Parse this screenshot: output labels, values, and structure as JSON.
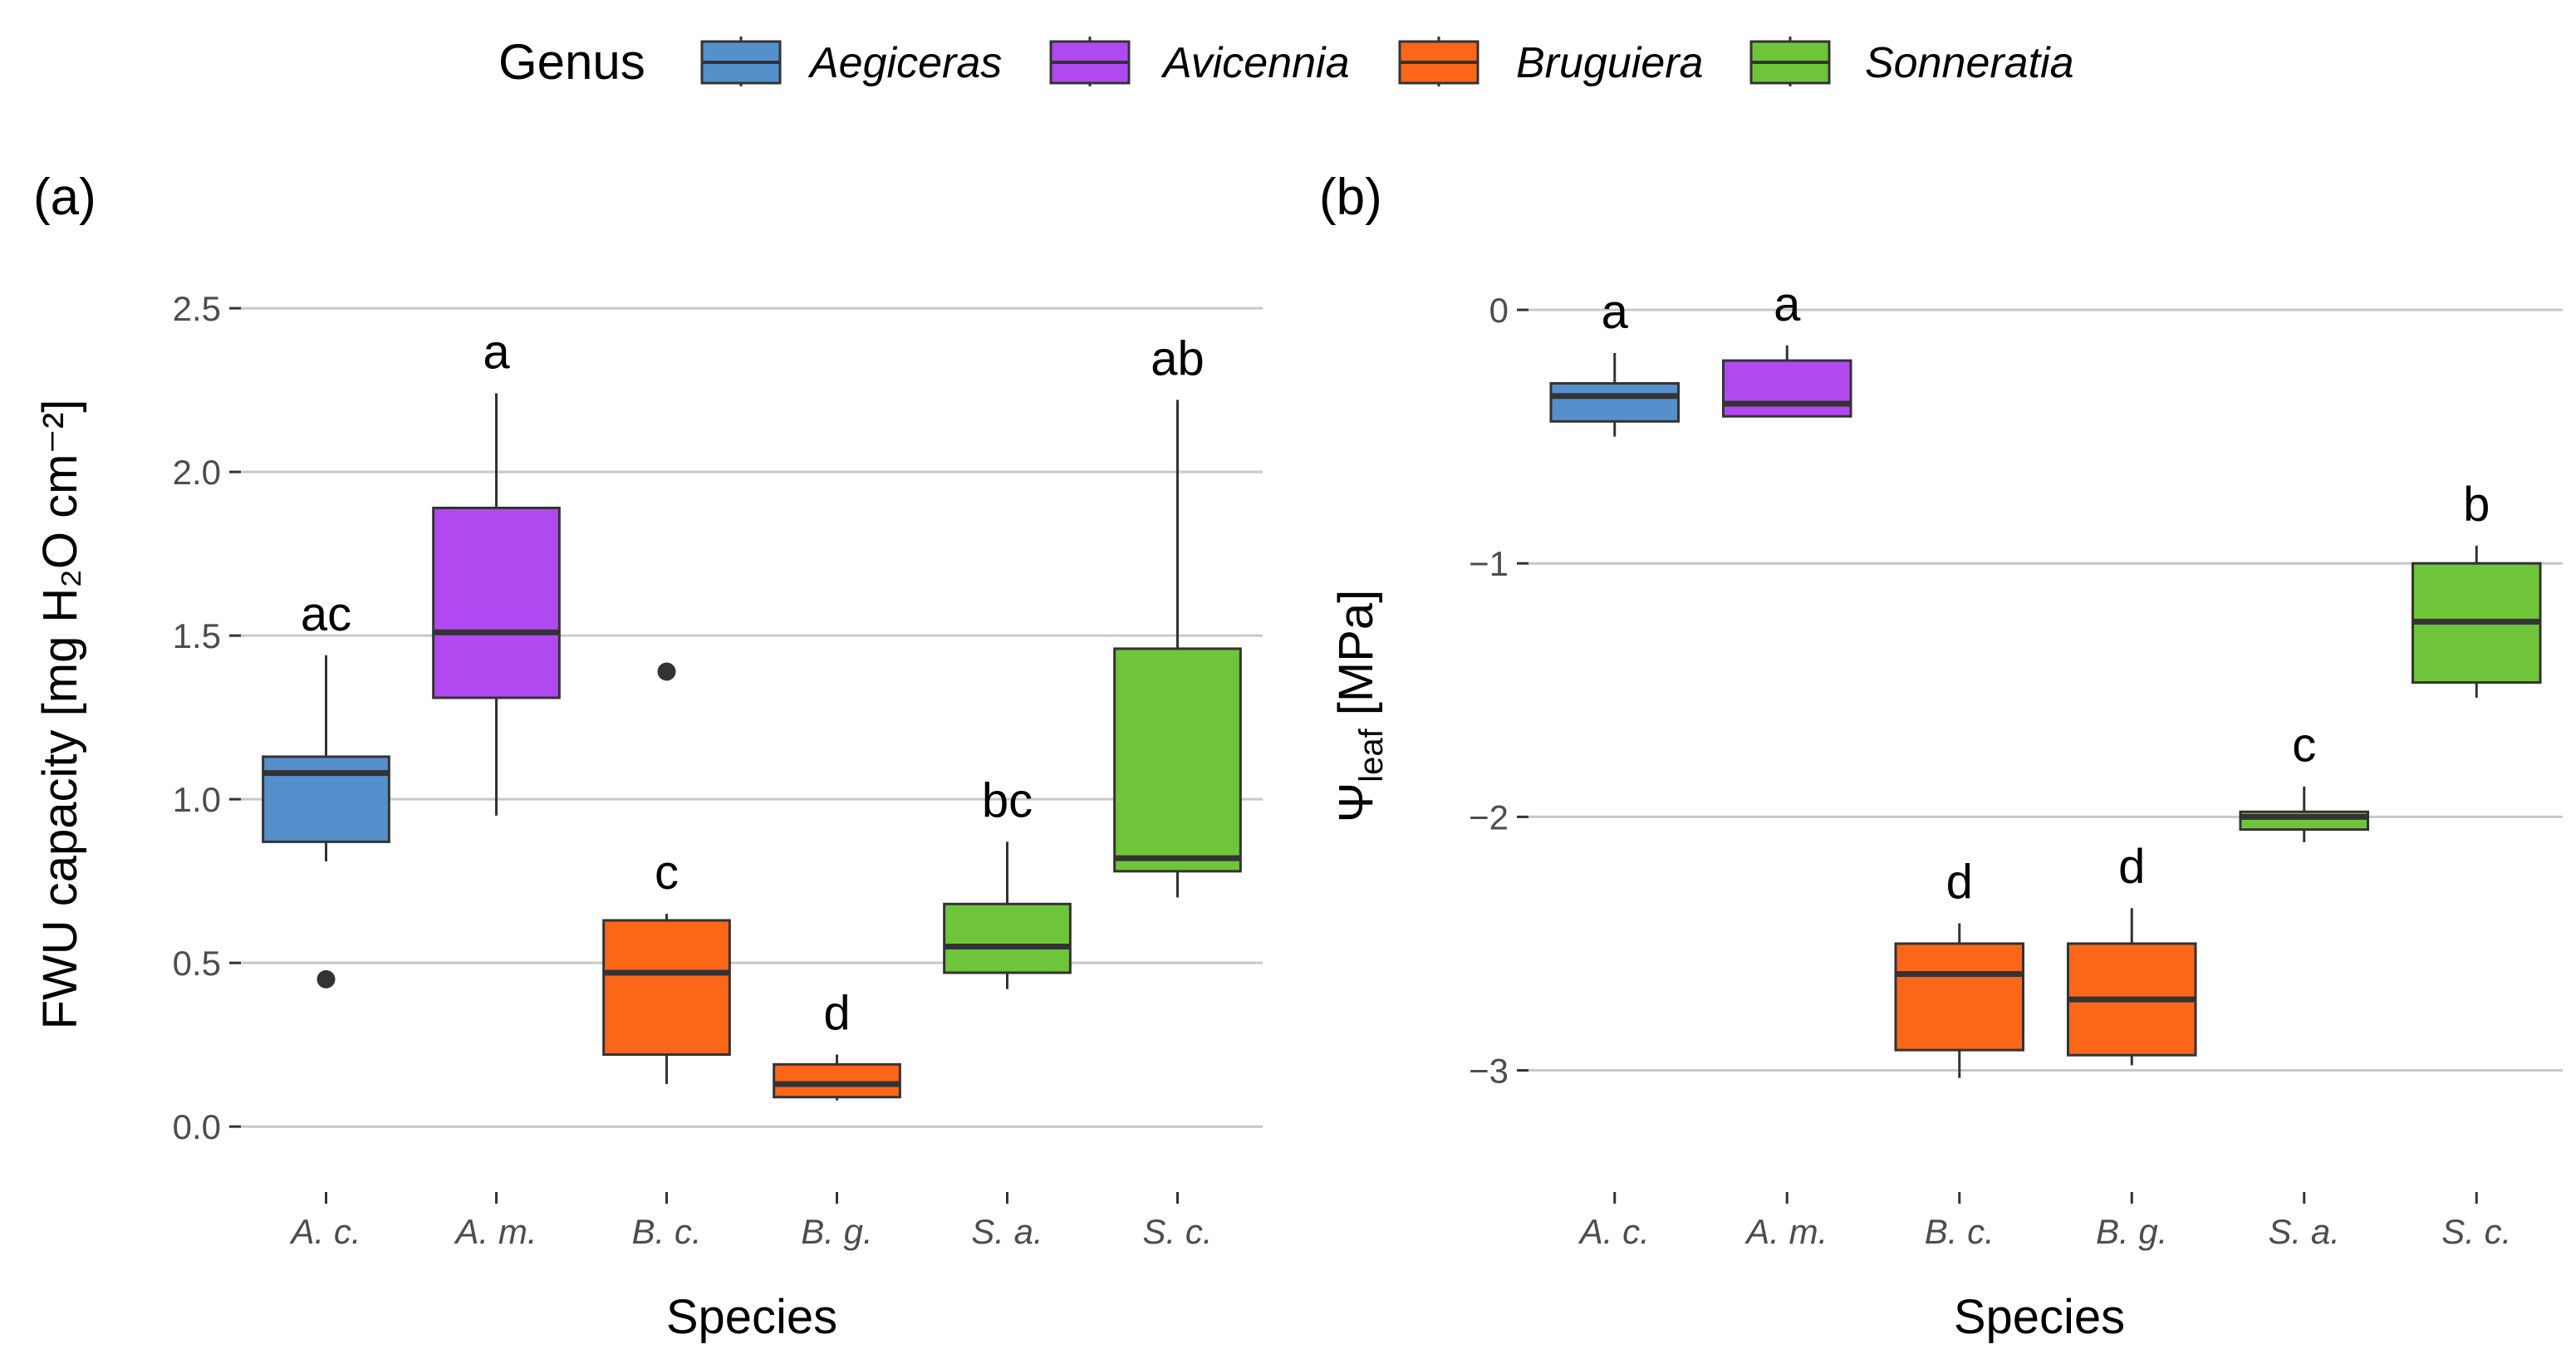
{
  "legend": {
    "title": "Genus",
    "entries": [
      {
        "name": "Aegiceras",
        "color": "#5590cc"
      },
      {
        "name": "Avicennia",
        "color": "#b149f0"
      },
      {
        "name": "Bruguiera",
        "color": "#fb6619"
      },
      {
        "name": "Sonneratia",
        "color": "#6ec53a"
      }
    ]
  },
  "chart_data": [
    {
      "type": "box",
      "panel_label": "(a)",
      "title": "",
      "xlabel": "Species",
      "ylabel": "FWU capacity [mg H₂O cm⁻²]",
      "ylim": [
        -0.2,
        2.65
      ],
      "yticks": [
        0.0,
        0.5,
        1.0,
        1.5,
        2.0,
        2.5
      ],
      "ytick_labels": [
        "0.0",
        "0.5",
        "1.0",
        "1.5",
        "2.0",
        "2.5"
      ],
      "categories": [
        "A. c.",
        "A. m.",
        "B. c.",
        "B. g.",
        "S. a.",
        "S. c."
      ],
      "genus": [
        "Aegiceras",
        "Avicennia",
        "Bruguiera",
        "Bruguiera",
        "Sonneratia",
        "Sonneratia"
      ],
      "boxes": [
        {
          "min": 0.81,
          "q1": 0.87,
          "median": 1.08,
          "q3": 1.13,
          "max": 1.44,
          "outliers": [
            0.45
          ],
          "letter": "ac"
        },
        {
          "min": 0.95,
          "q1": 1.31,
          "median": 1.51,
          "q3": 1.89,
          "max": 2.24,
          "outliers": [],
          "letter": "a"
        },
        {
          "min": 0.13,
          "q1": 0.22,
          "median": 0.47,
          "q3": 0.63,
          "max": 0.65,
          "outliers": [
            1.39
          ],
          "letter": "c"
        },
        {
          "min": 0.08,
          "q1": 0.09,
          "median": 0.13,
          "q3": 0.19,
          "max": 0.22,
          "outliers": [],
          "letter": "d"
        },
        {
          "min": 0.42,
          "q1": 0.47,
          "median": 0.55,
          "q3": 0.68,
          "max": 0.87,
          "outliers": [],
          "letter": "bc"
        },
        {
          "min": 0.7,
          "q1": 0.78,
          "median": 0.82,
          "q3": 1.46,
          "max": 2.22,
          "outliers": [],
          "letter": "ab"
        }
      ]
    },
    {
      "type": "box",
      "panel_label": "(b)",
      "title": "",
      "xlabel": "Species",
      "ylabel": "Ψ",
      "ylabel_sub": "leaf",
      "ylabel_suffix": " [MPa]",
      "ylim": [
        -3.48,
        0.2
      ],
      "yticks": [
        0,
        -1,
        -2,
        -3
      ],
      "ytick_labels": [
        "0",
        "−1",
        "−2",
        "−3"
      ],
      "categories": [
        "A. c.",
        "A. m.",
        "B. c.",
        "B. g.",
        "S. a.",
        "S. c."
      ],
      "genus": [
        "Aegiceras",
        "Avicennia",
        "Bruguiera",
        "Bruguiera",
        "Sonneratia",
        "Sonneratia"
      ],
      "boxes": [
        {
          "min": -0.5,
          "q1": -0.44,
          "median": -0.34,
          "q3": -0.29,
          "max": -0.17,
          "outliers": [],
          "letter": "a"
        },
        {
          "min": -0.42,
          "q1": -0.42,
          "median": -0.37,
          "q3": -0.2,
          "max": -0.14,
          "outliers": [],
          "letter": "a"
        },
        {
          "min": -3.03,
          "q1": -2.92,
          "median": -2.62,
          "q3": -2.5,
          "max": -2.42,
          "outliers": [],
          "letter": "d"
        },
        {
          "min": -2.98,
          "q1": -2.94,
          "median": -2.72,
          "q3": -2.5,
          "max": -2.36,
          "outliers": [],
          "letter": "d"
        },
        {
          "min": -2.1,
          "q1": -2.05,
          "median": -2.0,
          "q3": -1.98,
          "max": -1.88,
          "outliers": [],
          "letter": "c"
        },
        {
          "min": -1.53,
          "q1": -1.47,
          "median": -1.23,
          "q3": -1.0,
          "max": -0.93,
          "outliers": [],
          "letter": "b"
        }
      ]
    }
  ]
}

• The exercise: Reproduce every line above as written, skipping pictures.

• Solution for this exercise:
Parse this screenshot: output labels, values, and structure as JSON.
{
  "legend": {
    "title": "Genus",
    "entries": [
      {
        "name": "Aegiceras",
        "color": "#5590cc"
      },
      {
        "name": "Avicennia",
        "color": "#b149f0"
      },
      {
        "name": "Bruguiera",
        "color": "#fb6619"
      },
      {
        "name": "Sonneratia",
        "color": "#6ec53a"
      }
    ]
  },
  "chart_data": [
    {
      "type": "box",
      "panel_label": "(a)",
      "title": "",
      "xlabel": "Species",
      "ylabel": "FWU capacity [mg H₂O cm⁻²]",
      "ylim": [
        -0.2,
        2.65
      ],
      "yticks": [
        0.0,
        0.5,
        1.0,
        1.5,
        2.0,
        2.5
      ],
      "ytick_labels": [
        "0.0",
        "0.5",
        "1.0",
        "1.5",
        "2.0",
        "2.5"
      ],
      "categories": [
        "A. c.",
        "A. m.",
        "B. c.",
        "B. g.",
        "S. a.",
        "S. c."
      ],
      "genus": [
        "Aegiceras",
        "Avicennia",
        "Bruguiera",
        "Bruguiera",
        "Sonneratia",
        "Sonneratia"
      ],
      "boxes": [
        {
          "min": 0.81,
          "q1": 0.87,
          "median": 1.08,
          "q3": 1.13,
          "max": 1.44,
          "outliers": [
            0.45
          ],
          "letter": "ac"
        },
        {
          "min": 0.95,
          "q1": 1.31,
          "median": 1.51,
          "q3": 1.89,
          "max": 2.24,
          "outliers": [],
          "letter": "a"
        },
        {
          "min": 0.13,
          "q1": 0.22,
          "median": 0.47,
          "q3": 0.63,
          "max": 0.65,
          "outliers": [
            1.39
          ],
          "letter": "c"
        },
        {
          "min": 0.08,
          "q1": 0.09,
          "median": 0.13,
          "q3": 0.19,
          "max": 0.22,
          "outliers": [],
          "letter": "d"
        },
        {
          "min": 0.42,
          "q1": 0.47,
          "median": 0.55,
          "q3": 0.68,
          "max": 0.87,
          "outliers": [],
          "letter": "bc"
        },
        {
          "min": 0.7,
          "q1": 0.78,
          "median": 0.82,
          "q3": 1.46,
          "max": 2.22,
          "outliers": [],
          "letter": "ab"
        }
      ]
    },
    {
      "type": "box",
      "panel_label": "(b)",
      "title": "",
      "xlabel": "Species",
      "ylabel": "Ψ",
      "ylabel_sub": "leaf",
      "ylabel_suffix": " [MPa]",
      "ylim": [
        -3.48,
        0.2
      ],
      "yticks": [
        0,
        -1,
        -2,
        -3
      ],
      "ytick_labels": [
        "0",
        "−1",
        "−2",
        "−3"
      ],
      "categories": [
        "A. c.",
        "A. m.",
        "B. c.",
        "B. g.",
        "S. a.",
        "S. c."
      ],
      "genus": [
        "Aegiceras",
        "Avicennia",
        "Bruguiera",
        "Bruguiera",
        "Sonneratia",
        "Sonneratia"
      ],
      "boxes": [
        {
          "min": -0.5,
          "q1": -0.44,
          "median": -0.34,
          "q3": -0.29,
          "max": -0.17,
          "outliers": [],
          "letter": "a"
        },
        {
          "min": -0.42,
          "q1": -0.42,
          "median": -0.37,
          "q3": -0.2,
          "max": -0.14,
          "outliers": [],
          "letter": "a"
        },
        {
          "min": -3.03,
          "q1": -2.92,
          "median": -2.62,
          "q3": -2.5,
          "max": -2.42,
          "outliers": [],
          "letter": "d"
        },
        {
          "min": -2.98,
          "q1": -2.94,
          "median": -2.72,
          "q3": -2.5,
          "max": -2.36,
          "outliers": [],
          "letter": "d"
        },
        {
          "min": -2.1,
          "q1": -2.05,
          "median": -2.0,
          "q3": -1.98,
          "max": -1.88,
          "outliers": [],
          "letter": "c"
        },
        {
          "min": -1.53,
          "q1": -1.47,
          "median": -1.23,
          "q3": -1.0,
          "max": -0.93,
          "outliers": [],
          "letter": "b"
        }
      ]
    }
  ]
}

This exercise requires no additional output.